## Provided entries
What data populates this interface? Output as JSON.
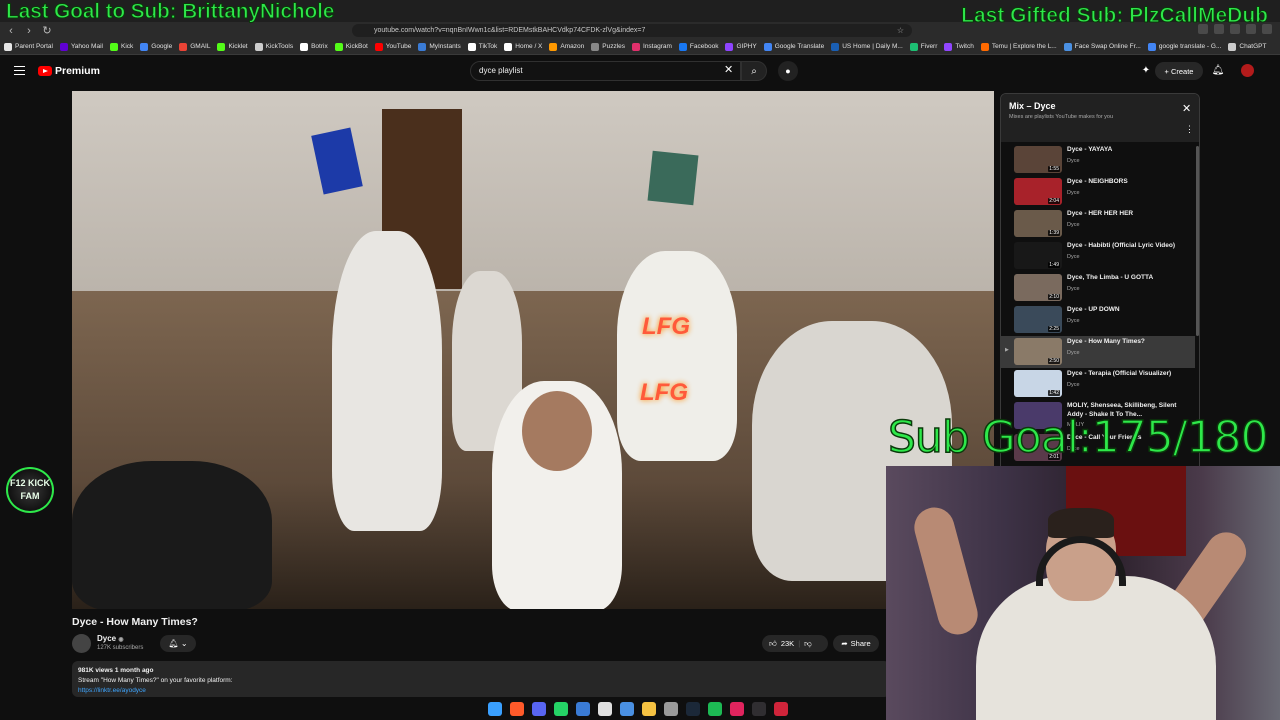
{
  "overlay": {
    "last_goal": "Last Goal to Sub: BrittanyNichole",
    "last_gifted": "Last Gifted Sub: PlzCallMeDub",
    "sub_goal": "Sub Goal:175/180",
    "badge": "F12 KICK FAM"
  },
  "browser": {
    "url": "youtube.com/watch?v=nqnBnIWwn1c&list=RDEMstkBAHCVdkp74CFDK-zlVg&index=7",
    "bookmarks": [
      {
        "label": "Parent Portal",
        "color": "#e6e6e6"
      },
      {
        "label": "Yahoo Mail",
        "color": "#6001d2"
      },
      {
        "label": "Kick",
        "color": "#53fc18"
      },
      {
        "label": "Google",
        "color": "#4285f4"
      },
      {
        "label": "GMAIL",
        "color": "#ea4335"
      },
      {
        "label": "Kicklet",
        "color": "#53fc18"
      },
      {
        "label": "KickTools",
        "color": "#cccccc"
      },
      {
        "label": "Botrix",
        "color": "#ffffff"
      },
      {
        "label": "KickBot",
        "color": "#53fc18"
      },
      {
        "label": "YouTube",
        "color": "#ff0000"
      },
      {
        "label": "MyInstants",
        "color": "#3a7bd5"
      },
      {
        "label": "TikTok",
        "color": "#ffffff"
      },
      {
        "label": "Home / X",
        "color": "#ffffff"
      },
      {
        "label": "Amazon",
        "color": "#ff9900"
      },
      {
        "label": "Puzzles",
        "color": "#888888"
      },
      {
        "label": "Instagram",
        "color": "#e1306c"
      },
      {
        "label": "Facebook",
        "color": "#1877f2"
      },
      {
        "label": "GIPHY",
        "color": "#8e44ff"
      },
      {
        "label": "Google Translate",
        "color": "#4285f4"
      },
      {
        "label": "US Home | Daily M...",
        "color": "#1a5fb4"
      },
      {
        "label": "Fiverr",
        "color": "#1dbf73"
      },
      {
        "label": "Twitch",
        "color": "#9146ff"
      },
      {
        "label": "Temu | Explore the L...",
        "color": "#ff6a00"
      },
      {
        "label": "Face Swap Online Fr...",
        "color": "#4a90e2"
      },
      {
        "label": "google translate - G...",
        "color": "#4285f4"
      },
      {
        "label": "ChatGPT",
        "color": "#cccccc"
      }
    ]
  },
  "youtube": {
    "logo_text": "Premium",
    "search_value": "dyce playlist",
    "create_label": "Create"
  },
  "video": {
    "title": "Dyce - How Many Times?",
    "lfg": "LFG",
    "channel": "Dyce",
    "subscribers": "127K subscribers",
    "likes": "23K",
    "share_label": "Share",
    "views_meta": "981K views  1 month ago",
    "description": "Stream \"How Many Times?\" on your favorite platform:",
    "link": "https://linktr.ee/ayodyce"
  },
  "playlist": {
    "title": "Mix – Dyce",
    "subtitle": "Mixes are playlists YouTube makes for you",
    "items": [
      {
        "title": "Dyce - YAYAYA",
        "channel": "Dyce",
        "duration": "1:55",
        "color": "#5a4438"
      },
      {
        "title": "Dyce - NEIGHBORS",
        "channel": "Dyce",
        "duration": "2:04",
        "color": "#a8222a"
      },
      {
        "title": "Dyce - HER HER HER",
        "channel": "Dyce",
        "duration": "1:39",
        "color": "#6a5a4a"
      },
      {
        "title": "Dyce - Habibti (Official Lyric Video)",
        "channel": "Dyce",
        "duration": "1:49",
        "color": "#181818"
      },
      {
        "title": "Dyce, The Limba - U GOTTA",
        "channel": "Dyce",
        "duration": "2:10",
        "color": "#7a6a5e"
      },
      {
        "title": "Dyce - UP DOWN",
        "channel": "Dyce",
        "duration": "2:25",
        "color": "#3a4a5a"
      },
      {
        "title": "Dyce - How Many Times?",
        "channel": "Dyce",
        "duration": "2:50",
        "color": "#8a7a68"
      },
      {
        "title": "Dyce - Terapia (Official Visualizer)",
        "channel": "Dyce",
        "duration": "1:42",
        "color": "#c8d6e6"
      },
      {
        "title": "MOLIY, Shenseea, Skillibeng, Silent Addy - Shake It To The...",
        "channel": "MOLIY",
        "duration": "",
        "color": "#4a3a6a"
      },
      {
        "title": "Dyce - Call Your Friends",
        "channel": "Dyce",
        "duration": "2:01",
        "color": "#5a3a4a"
      }
    ]
  },
  "taskbar": {
    "icons": [
      {
        "name": "windows-icon",
        "color": "#3aa0ff"
      },
      {
        "name": "brave-icon",
        "color": "#ff5a2a"
      },
      {
        "name": "discord-icon",
        "color": "#5865f2"
      },
      {
        "name": "whatsapp-icon",
        "color": "#25d366"
      },
      {
        "name": "store-icon",
        "color": "#3a7bd5"
      },
      {
        "name": "calendar-icon",
        "color": "#e0e0e0"
      },
      {
        "name": "photos-icon",
        "color": "#4a90e2"
      },
      {
        "name": "folder-icon",
        "color": "#f5c242"
      },
      {
        "name": "settings-icon",
        "color": "#9a9a9a"
      },
      {
        "name": "steam-icon",
        "color": "#1b2838"
      },
      {
        "name": "spotify-icon",
        "color": "#1db954"
      },
      {
        "name": "ruby-icon",
        "color": "#e0245e"
      },
      {
        "name": "obs-icon",
        "color": "#302e31"
      },
      {
        "name": "pin-icon",
        "color": "#d0243a"
      }
    ]
  }
}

## What is required
Using the material above, set down every line exactly, but skip the pictures.

## Answer to the exercise
What data populates this interface? Output as JSON.
{
  "overlay": {
    "last_goal": "Last Goal to Sub: BrittanyNichole",
    "last_gifted": "Last Gifted Sub: PlzCallMeDub",
    "sub_goal": "Sub Goal:175/180",
    "badge": "F12 KICK FAM"
  },
  "browser": {
    "url": "youtube.com/watch?v=nqnBnIWwn1c&list=RDEMstkBAHCVdkp74CFDK-zlVg&index=7",
    "bookmarks": [
      {
        "label": "Parent Portal",
        "color": "#e6e6e6"
      },
      {
        "label": "Yahoo Mail",
        "color": "#6001d2"
      },
      {
        "label": "Kick",
        "color": "#53fc18"
      },
      {
        "label": "Google",
        "color": "#4285f4"
      },
      {
        "label": "GMAIL",
        "color": "#ea4335"
      },
      {
        "label": "Kicklet",
        "color": "#53fc18"
      },
      {
        "label": "KickTools",
        "color": "#cccccc"
      },
      {
        "label": "Botrix",
        "color": "#ffffff"
      },
      {
        "label": "KickBot",
        "color": "#53fc18"
      },
      {
        "label": "YouTube",
        "color": "#ff0000"
      },
      {
        "label": "MyInstants",
        "color": "#3a7bd5"
      },
      {
        "label": "TikTok",
        "color": "#ffffff"
      },
      {
        "label": "Home / X",
        "color": "#ffffff"
      },
      {
        "label": "Amazon",
        "color": "#ff9900"
      },
      {
        "label": "Puzzles",
        "color": "#888888"
      },
      {
        "label": "Instagram",
        "color": "#e1306c"
      },
      {
        "label": "Facebook",
        "color": "#1877f2"
      },
      {
        "label": "GIPHY",
        "color": "#8e44ff"
      },
      {
        "label": "Google Translate",
        "color": "#4285f4"
      },
      {
        "label": "US Home | Daily M...",
        "color": "#1a5fb4"
      },
      {
        "label": "Fiverr",
        "color": "#1dbf73"
      },
      {
        "label": "Twitch",
        "color": "#9146ff"
      },
      {
        "label": "Temu | Explore the L...",
        "color": "#ff6a00"
      },
      {
        "label": "Face Swap Online Fr...",
        "color": "#4a90e2"
      },
      {
        "label": "google translate - G...",
        "color": "#4285f4"
      },
      {
        "label": "ChatGPT",
        "color": "#cccccc"
      }
    ]
  },
  "youtube": {
    "logo_text": "Premium",
    "search_value": "dyce playlist",
    "create_label": "Create"
  },
  "video": {
    "title": "Dyce - How Many Times?",
    "lfg": "LFG",
    "channel": "Dyce",
    "subscribers": "127K subscribers",
    "likes": "23K",
    "share_label": "Share",
    "views_meta": "981K views  1 month ago",
    "description": "Stream \"How Many Times?\" on your favorite platform:",
    "link": "https://linktr.ee/ayodyce"
  },
  "playlist": {
    "title": "Mix – Dyce",
    "subtitle": "Mixes are playlists YouTube makes for you",
    "items": [
      {
        "title": "Dyce - YAYAYA",
        "channel": "Dyce",
        "duration": "1:55",
        "color": "#5a4438"
      },
      {
        "title": "Dyce - NEIGHBORS",
        "channel": "Dyce",
        "duration": "2:04",
        "color": "#a8222a"
      },
      {
        "title": "Dyce - HER HER HER",
        "channel": "Dyce",
        "duration": "1:39",
        "color": "#6a5a4a"
      },
      {
        "title": "Dyce - Habibti (Official Lyric Video)",
        "channel": "Dyce",
        "duration": "1:49",
        "color": "#181818"
      },
      {
        "title": "Dyce, The Limba - U GOTTA",
        "channel": "Dyce",
        "duration": "2:10",
        "color": "#7a6a5e"
      },
      {
        "title": "Dyce - UP DOWN",
        "channel": "Dyce",
        "duration": "2:25",
        "color": "#3a4a5a"
      },
      {
        "title": "Dyce - How Many Times?",
        "channel": "Dyce",
        "duration": "2:50",
        "color": "#8a7a68"
      },
      {
        "title": "Dyce - Terapia (Official Visualizer)",
        "channel": "Dyce",
        "duration": "1:42",
        "color": "#c8d6e6"
      },
      {
        "title": "MOLIY, Shenseea, Skillibeng, Silent Addy - Shake It To The...",
        "channel": "MOLIY",
        "duration": "",
        "color": "#4a3a6a"
      },
      {
        "title": "Dyce - Call Your Friends",
        "channel": "Dyce",
        "duration": "2:01",
        "color": "#5a3a4a"
      }
    ]
  },
  "taskbar": {
    "icons": [
      {
        "name": "windows-icon",
        "color": "#3aa0ff"
      },
      {
        "name": "brave-icon",
        "color": "#ff5a2a"
      },
      {
        "name": "discord-icon",
        "color": "#5865f2"
      },
      {
        "name": "whatsapp-icon",
        "color": "#25d366"
      },
      {
        "name": "store-icon",
        "color": "#3a7bd5"
      },
      {
        "name": "calendar-icon",
        "color": "#e0e0e0"
      },
      {
        "name": "photos-icon",
        "color": "#4a90e2"
      },
      {
        "name": "folder-icon",
        "color": "#f5c242"
      },
      {
        "name": "settings-icon",
        "color": "#9a9a9a"
      },
      {
        "name": "steam-icon",
        "color": "#1b2838"
      },
      {
        "name": "spotify-icon",
        "color": "#1db954"
      },
      {
        "name": "ruby-icon",
        "color": "#e0245e"
      },
      {
        "name": "obs-icon",
        "color": "#302e31"
      },
      {
        "name": "pin-icon",
        "color": "#d0243a"
      }
    ]
  }
}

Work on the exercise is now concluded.